--- BEGIN ---

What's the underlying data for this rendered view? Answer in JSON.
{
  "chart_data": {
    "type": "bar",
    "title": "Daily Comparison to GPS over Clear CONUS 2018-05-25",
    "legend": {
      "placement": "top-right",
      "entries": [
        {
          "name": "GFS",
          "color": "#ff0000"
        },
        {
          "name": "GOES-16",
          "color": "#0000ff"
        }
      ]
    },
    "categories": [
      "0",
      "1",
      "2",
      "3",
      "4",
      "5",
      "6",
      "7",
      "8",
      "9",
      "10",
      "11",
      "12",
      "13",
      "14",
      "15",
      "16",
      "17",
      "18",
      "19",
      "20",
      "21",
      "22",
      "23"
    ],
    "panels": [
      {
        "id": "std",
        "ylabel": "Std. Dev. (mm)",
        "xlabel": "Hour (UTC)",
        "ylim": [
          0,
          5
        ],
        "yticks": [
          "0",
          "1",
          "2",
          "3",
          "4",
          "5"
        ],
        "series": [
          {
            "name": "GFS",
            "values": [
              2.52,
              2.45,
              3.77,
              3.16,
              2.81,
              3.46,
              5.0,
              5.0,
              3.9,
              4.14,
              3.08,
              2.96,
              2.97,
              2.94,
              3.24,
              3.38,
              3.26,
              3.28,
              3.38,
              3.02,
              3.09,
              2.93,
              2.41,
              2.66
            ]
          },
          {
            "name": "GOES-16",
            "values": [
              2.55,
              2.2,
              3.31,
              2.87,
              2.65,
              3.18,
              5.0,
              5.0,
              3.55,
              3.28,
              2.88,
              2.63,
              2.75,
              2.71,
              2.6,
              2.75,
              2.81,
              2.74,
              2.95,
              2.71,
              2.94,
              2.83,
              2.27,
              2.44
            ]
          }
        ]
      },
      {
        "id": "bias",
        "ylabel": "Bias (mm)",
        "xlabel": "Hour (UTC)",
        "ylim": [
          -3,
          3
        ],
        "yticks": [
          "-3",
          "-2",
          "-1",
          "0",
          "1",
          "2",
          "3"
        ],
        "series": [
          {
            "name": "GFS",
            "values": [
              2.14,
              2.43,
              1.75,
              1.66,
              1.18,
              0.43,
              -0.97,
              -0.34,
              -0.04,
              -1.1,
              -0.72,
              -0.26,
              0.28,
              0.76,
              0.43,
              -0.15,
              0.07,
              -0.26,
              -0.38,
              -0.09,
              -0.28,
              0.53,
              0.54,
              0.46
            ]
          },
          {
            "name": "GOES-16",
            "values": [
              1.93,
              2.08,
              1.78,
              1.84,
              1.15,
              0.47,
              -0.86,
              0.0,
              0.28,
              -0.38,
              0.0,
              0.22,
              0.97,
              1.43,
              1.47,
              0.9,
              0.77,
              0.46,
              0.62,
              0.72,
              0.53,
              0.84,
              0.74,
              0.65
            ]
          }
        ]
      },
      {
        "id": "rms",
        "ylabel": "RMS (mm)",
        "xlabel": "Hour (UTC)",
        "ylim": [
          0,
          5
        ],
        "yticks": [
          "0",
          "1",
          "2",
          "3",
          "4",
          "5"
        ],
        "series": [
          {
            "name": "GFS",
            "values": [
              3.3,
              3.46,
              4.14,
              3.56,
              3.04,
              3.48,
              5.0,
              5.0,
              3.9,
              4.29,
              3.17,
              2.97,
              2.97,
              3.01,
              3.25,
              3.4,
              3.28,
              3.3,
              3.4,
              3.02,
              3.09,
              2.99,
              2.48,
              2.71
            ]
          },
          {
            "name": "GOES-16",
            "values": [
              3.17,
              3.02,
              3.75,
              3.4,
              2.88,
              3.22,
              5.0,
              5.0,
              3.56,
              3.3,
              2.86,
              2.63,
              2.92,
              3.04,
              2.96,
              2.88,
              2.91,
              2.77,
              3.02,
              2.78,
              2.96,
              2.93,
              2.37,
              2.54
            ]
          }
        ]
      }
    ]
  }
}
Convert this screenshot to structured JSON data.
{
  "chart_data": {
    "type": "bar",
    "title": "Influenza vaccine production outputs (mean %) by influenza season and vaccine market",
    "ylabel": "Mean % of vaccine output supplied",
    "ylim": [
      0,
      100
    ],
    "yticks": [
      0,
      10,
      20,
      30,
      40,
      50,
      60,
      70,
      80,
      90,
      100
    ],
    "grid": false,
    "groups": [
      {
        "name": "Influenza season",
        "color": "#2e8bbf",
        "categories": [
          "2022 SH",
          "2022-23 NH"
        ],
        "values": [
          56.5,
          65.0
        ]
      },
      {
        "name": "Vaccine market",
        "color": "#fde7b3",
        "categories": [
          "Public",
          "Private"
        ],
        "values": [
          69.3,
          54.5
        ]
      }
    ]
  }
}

--- END ---

The exercise:
Reproduce each record shown above without altering a single word.

Exercise response:
What's the underlying data for this rendered view? Answer in JSON.
{
  "chart_data": {
    "type": "bar",
    "title": "Daily Comparison to GPS over Clear CONUS 2018-05-25",
    "legend": {
      "placement": "top-right",
      "entries": [
        {
          "name": "GFS",
          "color": "#ff0000"
        },
        {
          "name": "GOES-16",
          "color": "#0000ff"
        }
      ]
    },
    "categories": [
      "0",
      "1",
      "2",
      "3",
      "4",
      "5",
      "6",
      "7",
      "8",
      "9",
      "10",
      "11",
      "12",
      "13",
      "14",
      "15",
      "16",
      "17",
      "18",
      "19",
      "20",
      "21",
      "22",
      "23"
    ],
    "panels": [
      {
        "id": "std",
        "ylabel": "Std. Dev. (mm)",
        "xlabel": "Hour (UTC)",
        "ylim": [
          0,
          5
        ],
        "yticks": [
          "0",
          "1",
          "2",
          "3",
          "4",
          "5"
        ],
        "series": [
          {
            "name": "GFS",
            "values": [
              2.52,
              2.45,
              3.77,
              3.16,
              2.81,
              3.46,
              5.0,
              5.0,
              3.9,
              4.14,
              3.08,
              2.96,
              2.97,
              2.94,
              3.24,
              3.38,
              3.26,
              3.28,
              3.38,
              3.02,
              3.09,
              2.93,
              2.41,
              2.66
            ]
          },
          {
            "name": "GOES-16",
            "values": [
              2.55,
              2.2,
              3.31,
              2.87,
              2.65,
              3.18,
              5.0,
              5.0,
              3.55,
              3.28,
              2.88,
              2.63,
              2.75,
              2.71,
              2.6,
              2.75,
              2.81,
              2.74,
              2.95,
              2.71,
              2.94,
              2.83,
              2.27,
              2.44
            ]
          }
        ]
      },
      {
        "id": "bias",
        "ylabel": "Bias (mm)",
        "xlabel": "Hour (UTC)",
        "ylim": [
          -3,
          3
        ],
        "yticks": [
          "-3",
          "-2",
          "-1",
          "0",
          "1",
          "2",
          "3"
        ],
        "series": [
          {
            "name": "GFS",
            "values": [
              2.14,
              2.43,
              1.75,
              1.66,
              1.18,
              0.43,
              -0.97,
              -0.34,
              -0.04,
              -1.1,
              -0.72,
              -0.26,
              0.28,
              0.76,
              0.43,
              -0.15,
              0.07,
              -0.26,
              -0.38,
              -0.09,
              -0.28,
              0.53,
              0.54,
              0.46
            ]
          },
          {
            "name": "GOES-16",
            "values": [
              1.93,
              2.08,
              1.78,
              1.84,
              1.15,
              0.47,
              -0.86,
              0.0,
              0.28,
              -0.38,
              0.0,
              0.22,
              0.97,
              1.43,
              1.47,
              0.9,
              0.77,
              0.46,
              0.62,
              0.72,
              0.53,
              0.84,
              0.74,
              0.65
            ]
          }
        ]
      },
      {
        "id": "rms",
        "ylabel": "RMS (mm)",
        "xlabel": "Hour (UTC)",
        "ylim": [
          0,
          5
        ],
        "yticks": [
          "0",
          "1",
          "2",
          "3",
          "4",
          "5"
        ],
        "series": [
          {
            "name": "GFS",
            "values": [
              3.3,
              3.46,
              4.14,
              3.56,
              3.04,
              3.48,
              5.0,
              5.0,
              3.9,
              4.29,
              3.17,
              2.97,
              2.97,
              3.01,
              3.25,
              3.4,
              3.28,
              3.3,
              3.4,
              3.02,
              3.09,
              2.99,
              2.48,
              2.71
            ]
          },
          {
            "name": "GOES-16",
            "values": [
              3.17,
              3.02,
              3.75,
              3.4,
              2.88,
              3.22,
              5.0,
              5.0,
              3.56,
              3.3,
              2.86,
              2.63,
              2.92,
              3.04,
              2.96,
              2.88,
              2.91,
              2.77,
              3.02,
              2.78,
              2.96,
              2.93,
              2.37,
              2.54
            ]
          }
        ]
      }
    ]
  }
}
Convert this screenshot to structured JSON data.
{
  "chart_data": {
    "type": "bar",
    "title": "Influenza vaccine production outputs (mean %) by influenza season and vaccine market",
    "ylabel": "Mean % of vaccine output supplied",
    "ylim": [
      0,
      100
    ],
    "yticks": [
      0,
      10,
      20,
      30,
      40,
      50,
      60,
      70,
      80,
      90,
      100
    ],
    "grid": false,
    "groups": [
      {
        "name": "Influenza season",
        "color": "#2e8bbf",
        "categories": [
          "2022 SH",
          "2022-23 NH"
        ],
        "values": [
          56.5,
          65.0
        ]
      },
      {
        "name": "Vaccine market",
        "color": "#fde7b3",
        "categories": [
          "Public",
          "Private"
        ],
        "values": [
          69.3,
          54.5
        ]
      }
    ]
  }
}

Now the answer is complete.